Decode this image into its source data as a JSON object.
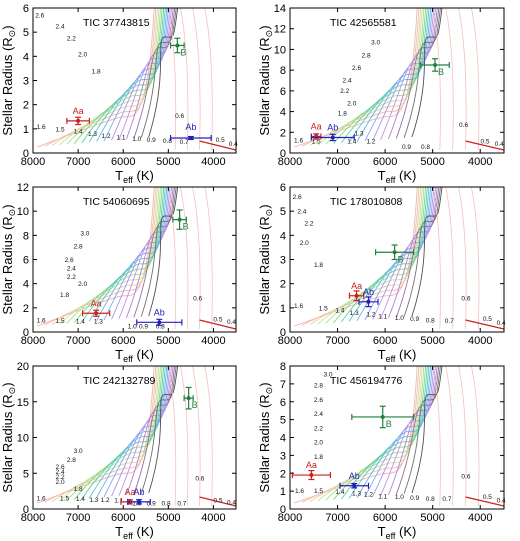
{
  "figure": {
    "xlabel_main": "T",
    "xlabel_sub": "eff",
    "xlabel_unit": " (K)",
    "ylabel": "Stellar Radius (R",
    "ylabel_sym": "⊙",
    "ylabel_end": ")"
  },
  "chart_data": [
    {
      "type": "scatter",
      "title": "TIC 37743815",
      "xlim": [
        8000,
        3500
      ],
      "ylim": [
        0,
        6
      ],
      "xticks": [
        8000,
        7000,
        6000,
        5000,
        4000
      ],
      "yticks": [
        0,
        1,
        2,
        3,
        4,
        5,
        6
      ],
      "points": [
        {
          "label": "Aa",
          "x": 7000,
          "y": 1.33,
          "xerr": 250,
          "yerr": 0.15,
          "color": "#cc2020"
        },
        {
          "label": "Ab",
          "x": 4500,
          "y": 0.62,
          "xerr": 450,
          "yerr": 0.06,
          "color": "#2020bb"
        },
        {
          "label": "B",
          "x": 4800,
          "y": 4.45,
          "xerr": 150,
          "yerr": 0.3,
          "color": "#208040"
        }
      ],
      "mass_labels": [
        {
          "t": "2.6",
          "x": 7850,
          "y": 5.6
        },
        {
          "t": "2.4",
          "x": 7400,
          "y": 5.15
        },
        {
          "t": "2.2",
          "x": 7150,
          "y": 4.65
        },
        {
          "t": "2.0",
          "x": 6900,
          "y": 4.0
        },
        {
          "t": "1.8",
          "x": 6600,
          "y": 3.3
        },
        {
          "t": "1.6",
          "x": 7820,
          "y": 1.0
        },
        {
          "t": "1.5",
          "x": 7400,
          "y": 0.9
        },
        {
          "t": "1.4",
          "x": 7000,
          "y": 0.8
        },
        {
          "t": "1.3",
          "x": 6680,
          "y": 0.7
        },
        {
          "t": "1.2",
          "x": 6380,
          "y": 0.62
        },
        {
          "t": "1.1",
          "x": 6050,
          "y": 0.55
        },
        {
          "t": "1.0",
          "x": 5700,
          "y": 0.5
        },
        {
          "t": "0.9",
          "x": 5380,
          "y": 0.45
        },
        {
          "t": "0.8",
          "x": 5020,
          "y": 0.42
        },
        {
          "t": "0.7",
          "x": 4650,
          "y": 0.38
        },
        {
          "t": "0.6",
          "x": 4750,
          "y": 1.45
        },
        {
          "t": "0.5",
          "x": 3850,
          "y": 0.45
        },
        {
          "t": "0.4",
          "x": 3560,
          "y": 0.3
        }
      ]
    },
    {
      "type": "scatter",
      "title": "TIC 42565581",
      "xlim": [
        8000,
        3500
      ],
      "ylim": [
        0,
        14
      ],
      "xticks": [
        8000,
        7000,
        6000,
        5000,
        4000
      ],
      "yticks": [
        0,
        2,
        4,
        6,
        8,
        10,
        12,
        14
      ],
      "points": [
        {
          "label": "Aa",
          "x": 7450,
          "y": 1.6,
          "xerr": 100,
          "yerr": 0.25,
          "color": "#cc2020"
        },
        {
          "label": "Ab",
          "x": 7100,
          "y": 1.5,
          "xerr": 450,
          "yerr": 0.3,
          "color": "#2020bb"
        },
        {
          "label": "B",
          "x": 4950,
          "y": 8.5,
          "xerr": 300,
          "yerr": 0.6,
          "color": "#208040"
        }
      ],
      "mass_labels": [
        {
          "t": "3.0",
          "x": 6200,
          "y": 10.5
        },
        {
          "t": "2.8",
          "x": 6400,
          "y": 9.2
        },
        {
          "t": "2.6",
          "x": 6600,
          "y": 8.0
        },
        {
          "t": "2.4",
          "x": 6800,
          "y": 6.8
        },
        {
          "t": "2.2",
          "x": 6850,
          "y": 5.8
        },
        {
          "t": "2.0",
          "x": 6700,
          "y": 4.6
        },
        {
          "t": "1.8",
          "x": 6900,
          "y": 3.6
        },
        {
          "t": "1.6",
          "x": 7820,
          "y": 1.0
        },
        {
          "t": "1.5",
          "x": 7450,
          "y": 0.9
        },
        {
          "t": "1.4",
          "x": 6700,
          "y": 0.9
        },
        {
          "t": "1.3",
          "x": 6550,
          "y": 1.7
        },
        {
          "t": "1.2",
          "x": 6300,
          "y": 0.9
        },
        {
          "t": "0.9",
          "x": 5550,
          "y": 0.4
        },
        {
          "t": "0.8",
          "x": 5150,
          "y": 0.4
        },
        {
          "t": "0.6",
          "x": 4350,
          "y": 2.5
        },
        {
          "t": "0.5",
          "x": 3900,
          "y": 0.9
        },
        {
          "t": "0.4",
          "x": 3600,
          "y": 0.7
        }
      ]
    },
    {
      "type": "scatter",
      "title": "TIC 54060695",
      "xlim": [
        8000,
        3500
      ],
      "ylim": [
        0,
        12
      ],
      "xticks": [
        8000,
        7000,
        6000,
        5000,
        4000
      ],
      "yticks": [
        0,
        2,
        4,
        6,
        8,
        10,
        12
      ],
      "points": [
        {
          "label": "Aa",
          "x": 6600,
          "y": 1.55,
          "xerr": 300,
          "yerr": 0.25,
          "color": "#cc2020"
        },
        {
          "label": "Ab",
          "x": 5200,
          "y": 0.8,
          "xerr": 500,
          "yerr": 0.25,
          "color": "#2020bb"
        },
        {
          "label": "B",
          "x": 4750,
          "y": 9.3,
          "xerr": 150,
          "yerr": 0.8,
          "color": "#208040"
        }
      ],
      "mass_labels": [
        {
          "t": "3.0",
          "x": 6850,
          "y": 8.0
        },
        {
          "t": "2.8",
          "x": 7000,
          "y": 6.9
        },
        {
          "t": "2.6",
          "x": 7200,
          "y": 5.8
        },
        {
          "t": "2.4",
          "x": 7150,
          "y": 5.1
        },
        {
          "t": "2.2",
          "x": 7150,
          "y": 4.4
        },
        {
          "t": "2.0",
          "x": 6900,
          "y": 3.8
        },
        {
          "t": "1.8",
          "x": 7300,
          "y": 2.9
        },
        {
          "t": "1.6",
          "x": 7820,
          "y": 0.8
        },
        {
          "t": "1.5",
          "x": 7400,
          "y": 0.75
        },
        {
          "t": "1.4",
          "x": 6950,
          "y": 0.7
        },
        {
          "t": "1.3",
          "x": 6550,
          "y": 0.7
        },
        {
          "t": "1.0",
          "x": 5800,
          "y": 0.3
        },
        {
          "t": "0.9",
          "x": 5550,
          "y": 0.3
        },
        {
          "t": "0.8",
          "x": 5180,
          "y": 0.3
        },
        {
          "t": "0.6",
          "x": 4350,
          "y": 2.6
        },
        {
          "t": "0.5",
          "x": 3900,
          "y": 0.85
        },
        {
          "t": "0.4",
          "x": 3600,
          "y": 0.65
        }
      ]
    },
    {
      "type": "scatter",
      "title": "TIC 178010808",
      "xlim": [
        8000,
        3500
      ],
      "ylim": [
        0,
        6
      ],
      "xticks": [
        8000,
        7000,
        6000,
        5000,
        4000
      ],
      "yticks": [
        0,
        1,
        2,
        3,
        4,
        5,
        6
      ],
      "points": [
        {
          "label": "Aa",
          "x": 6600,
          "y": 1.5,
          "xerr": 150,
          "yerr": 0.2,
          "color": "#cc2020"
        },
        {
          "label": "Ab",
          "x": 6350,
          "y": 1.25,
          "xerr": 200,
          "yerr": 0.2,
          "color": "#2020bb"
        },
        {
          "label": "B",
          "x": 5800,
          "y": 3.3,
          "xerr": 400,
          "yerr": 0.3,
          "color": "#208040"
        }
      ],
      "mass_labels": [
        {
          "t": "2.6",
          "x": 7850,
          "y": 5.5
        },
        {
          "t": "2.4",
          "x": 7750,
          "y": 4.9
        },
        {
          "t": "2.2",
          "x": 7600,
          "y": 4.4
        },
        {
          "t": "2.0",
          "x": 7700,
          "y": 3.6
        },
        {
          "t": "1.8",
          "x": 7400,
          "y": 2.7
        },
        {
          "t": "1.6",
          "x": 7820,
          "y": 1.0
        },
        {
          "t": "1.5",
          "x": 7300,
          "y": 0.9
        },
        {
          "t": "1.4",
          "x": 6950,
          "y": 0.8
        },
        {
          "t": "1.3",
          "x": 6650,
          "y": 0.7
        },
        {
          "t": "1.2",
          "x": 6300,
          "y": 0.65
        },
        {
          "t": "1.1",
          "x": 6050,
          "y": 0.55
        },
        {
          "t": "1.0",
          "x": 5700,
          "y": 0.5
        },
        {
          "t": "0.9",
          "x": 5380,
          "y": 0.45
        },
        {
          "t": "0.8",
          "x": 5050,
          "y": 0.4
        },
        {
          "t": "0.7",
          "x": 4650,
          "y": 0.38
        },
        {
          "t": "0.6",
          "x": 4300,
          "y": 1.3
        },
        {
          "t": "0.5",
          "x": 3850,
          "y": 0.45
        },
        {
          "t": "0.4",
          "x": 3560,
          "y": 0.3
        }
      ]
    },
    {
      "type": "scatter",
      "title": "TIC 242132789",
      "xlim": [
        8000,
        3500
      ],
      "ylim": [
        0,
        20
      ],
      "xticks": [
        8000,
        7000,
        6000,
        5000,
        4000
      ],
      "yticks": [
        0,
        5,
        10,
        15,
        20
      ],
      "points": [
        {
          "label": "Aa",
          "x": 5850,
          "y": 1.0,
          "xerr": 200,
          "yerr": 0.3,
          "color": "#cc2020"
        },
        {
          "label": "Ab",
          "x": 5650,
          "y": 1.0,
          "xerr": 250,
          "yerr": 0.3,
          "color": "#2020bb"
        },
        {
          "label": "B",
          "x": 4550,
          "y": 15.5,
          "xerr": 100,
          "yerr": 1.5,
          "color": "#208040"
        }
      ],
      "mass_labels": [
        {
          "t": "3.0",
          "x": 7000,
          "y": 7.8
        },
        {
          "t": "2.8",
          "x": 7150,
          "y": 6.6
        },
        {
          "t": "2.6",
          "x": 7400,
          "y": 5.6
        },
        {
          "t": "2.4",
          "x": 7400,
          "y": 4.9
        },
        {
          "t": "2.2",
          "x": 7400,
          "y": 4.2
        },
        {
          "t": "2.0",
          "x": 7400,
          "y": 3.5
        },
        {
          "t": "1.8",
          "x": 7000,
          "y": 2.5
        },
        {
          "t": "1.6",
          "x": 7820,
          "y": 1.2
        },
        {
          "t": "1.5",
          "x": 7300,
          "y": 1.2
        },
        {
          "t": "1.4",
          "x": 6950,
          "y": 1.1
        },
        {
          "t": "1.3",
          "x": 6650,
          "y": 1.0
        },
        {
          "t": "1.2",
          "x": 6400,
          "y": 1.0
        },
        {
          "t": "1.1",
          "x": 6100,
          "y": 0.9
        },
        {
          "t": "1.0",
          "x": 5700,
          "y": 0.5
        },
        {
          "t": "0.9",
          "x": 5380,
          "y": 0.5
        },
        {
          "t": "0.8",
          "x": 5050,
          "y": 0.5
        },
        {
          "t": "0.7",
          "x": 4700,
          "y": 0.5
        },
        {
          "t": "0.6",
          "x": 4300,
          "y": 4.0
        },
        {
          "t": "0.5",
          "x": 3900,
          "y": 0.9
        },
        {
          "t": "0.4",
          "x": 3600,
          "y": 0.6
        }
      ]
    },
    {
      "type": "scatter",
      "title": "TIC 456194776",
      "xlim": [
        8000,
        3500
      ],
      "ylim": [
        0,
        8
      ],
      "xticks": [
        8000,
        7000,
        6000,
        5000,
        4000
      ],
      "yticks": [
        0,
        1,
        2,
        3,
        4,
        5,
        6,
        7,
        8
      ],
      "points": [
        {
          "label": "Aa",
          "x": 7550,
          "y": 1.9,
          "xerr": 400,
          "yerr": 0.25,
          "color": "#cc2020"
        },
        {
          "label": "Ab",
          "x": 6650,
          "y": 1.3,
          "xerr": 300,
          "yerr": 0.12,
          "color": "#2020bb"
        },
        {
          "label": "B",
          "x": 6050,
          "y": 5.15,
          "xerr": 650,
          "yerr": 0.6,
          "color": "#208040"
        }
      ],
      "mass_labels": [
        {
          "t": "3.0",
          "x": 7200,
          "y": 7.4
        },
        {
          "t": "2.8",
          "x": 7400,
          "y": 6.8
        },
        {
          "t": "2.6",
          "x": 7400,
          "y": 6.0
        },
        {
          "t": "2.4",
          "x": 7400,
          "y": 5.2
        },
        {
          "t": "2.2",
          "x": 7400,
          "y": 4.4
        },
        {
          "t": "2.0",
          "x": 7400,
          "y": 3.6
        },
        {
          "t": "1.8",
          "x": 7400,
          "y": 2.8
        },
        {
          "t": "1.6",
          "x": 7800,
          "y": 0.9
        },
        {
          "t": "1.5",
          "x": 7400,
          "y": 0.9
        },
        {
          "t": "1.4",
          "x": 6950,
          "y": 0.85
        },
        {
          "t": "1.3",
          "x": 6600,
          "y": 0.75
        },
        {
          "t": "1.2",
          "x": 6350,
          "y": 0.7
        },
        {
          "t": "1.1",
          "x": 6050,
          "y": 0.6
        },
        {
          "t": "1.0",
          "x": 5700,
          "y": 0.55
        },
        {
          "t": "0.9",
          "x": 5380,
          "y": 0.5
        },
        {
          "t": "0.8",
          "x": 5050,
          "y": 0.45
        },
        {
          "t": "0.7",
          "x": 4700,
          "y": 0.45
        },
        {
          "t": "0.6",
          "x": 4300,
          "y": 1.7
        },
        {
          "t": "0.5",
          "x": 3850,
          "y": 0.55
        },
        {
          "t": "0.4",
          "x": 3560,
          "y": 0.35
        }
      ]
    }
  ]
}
○ ○ ○
▸ Exercise goal
Using the entries above, tally how many lines have the word "title" in them; write the number and nothing more.

▸ Answer for this exercise
6